-- begin Records supplied --
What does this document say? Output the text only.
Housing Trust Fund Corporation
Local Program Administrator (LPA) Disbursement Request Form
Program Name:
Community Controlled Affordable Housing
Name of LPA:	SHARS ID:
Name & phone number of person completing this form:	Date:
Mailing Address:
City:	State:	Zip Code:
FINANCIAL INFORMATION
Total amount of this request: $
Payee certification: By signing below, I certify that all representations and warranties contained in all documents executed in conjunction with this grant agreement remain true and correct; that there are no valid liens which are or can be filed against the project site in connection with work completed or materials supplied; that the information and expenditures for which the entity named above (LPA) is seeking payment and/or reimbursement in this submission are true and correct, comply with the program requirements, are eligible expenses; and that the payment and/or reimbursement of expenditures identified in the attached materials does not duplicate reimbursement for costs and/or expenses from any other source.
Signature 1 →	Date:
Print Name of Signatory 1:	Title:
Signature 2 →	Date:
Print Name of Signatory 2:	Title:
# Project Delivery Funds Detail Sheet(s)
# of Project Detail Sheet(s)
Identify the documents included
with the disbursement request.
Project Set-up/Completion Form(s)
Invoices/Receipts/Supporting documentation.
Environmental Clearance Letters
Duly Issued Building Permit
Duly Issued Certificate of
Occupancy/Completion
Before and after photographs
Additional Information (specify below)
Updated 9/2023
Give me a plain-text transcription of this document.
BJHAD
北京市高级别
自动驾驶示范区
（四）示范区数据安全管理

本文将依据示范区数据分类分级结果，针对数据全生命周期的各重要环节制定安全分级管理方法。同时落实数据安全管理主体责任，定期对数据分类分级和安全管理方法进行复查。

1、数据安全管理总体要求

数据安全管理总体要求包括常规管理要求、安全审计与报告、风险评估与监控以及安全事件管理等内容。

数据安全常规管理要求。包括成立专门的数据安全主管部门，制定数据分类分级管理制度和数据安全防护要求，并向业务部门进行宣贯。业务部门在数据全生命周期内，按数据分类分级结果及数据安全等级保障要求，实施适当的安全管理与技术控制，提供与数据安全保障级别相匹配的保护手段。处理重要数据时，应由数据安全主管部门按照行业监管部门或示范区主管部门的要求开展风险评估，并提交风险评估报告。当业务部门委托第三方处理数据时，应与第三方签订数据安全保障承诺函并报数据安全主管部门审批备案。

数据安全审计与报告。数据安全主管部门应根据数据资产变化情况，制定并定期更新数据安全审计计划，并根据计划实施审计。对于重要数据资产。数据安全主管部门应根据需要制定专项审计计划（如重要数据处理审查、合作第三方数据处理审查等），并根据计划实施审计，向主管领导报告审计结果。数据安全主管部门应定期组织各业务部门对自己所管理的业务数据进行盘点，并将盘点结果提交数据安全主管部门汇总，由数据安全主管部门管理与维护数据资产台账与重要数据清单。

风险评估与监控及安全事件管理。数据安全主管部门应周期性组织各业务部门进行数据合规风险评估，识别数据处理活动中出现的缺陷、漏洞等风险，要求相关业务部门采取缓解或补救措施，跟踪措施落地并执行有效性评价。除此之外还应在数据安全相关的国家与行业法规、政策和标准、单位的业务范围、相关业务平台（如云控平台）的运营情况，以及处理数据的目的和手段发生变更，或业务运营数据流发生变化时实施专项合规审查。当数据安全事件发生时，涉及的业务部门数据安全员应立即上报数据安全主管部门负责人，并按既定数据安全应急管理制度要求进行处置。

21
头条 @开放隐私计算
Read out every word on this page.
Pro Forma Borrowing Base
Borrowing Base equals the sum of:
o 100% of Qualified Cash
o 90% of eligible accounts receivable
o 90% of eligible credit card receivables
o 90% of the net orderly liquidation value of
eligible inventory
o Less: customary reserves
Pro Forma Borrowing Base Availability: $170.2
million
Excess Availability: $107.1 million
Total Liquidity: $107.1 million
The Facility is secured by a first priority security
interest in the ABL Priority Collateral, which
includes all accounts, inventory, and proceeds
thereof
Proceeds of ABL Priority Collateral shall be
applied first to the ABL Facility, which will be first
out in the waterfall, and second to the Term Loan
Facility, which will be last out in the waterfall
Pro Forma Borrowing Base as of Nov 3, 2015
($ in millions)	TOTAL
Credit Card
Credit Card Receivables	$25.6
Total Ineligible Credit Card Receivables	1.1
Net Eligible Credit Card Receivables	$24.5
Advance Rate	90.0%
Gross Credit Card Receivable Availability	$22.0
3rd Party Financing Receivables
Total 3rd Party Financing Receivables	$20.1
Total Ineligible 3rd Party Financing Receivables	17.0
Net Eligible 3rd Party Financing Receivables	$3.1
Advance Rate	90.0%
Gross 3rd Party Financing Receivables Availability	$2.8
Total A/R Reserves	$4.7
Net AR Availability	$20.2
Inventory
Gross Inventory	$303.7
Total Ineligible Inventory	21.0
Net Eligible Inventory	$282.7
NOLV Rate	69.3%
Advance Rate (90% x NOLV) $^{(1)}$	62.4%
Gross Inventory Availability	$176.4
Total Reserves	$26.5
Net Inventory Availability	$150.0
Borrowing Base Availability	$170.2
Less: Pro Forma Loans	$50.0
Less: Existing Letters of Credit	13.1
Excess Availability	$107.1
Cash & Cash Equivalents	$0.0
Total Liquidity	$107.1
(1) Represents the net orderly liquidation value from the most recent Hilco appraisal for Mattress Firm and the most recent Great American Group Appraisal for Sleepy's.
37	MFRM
-- end Records supplied --
Exercise - Using the entries above, return each line in which the word "Ineligible" occurs.

Full response -
Total Ineligible Credit Card Receivables	1.1
Total Ineligible 3rd Party Financing Receivables	17.0
Total Ineligible Inventory	21.0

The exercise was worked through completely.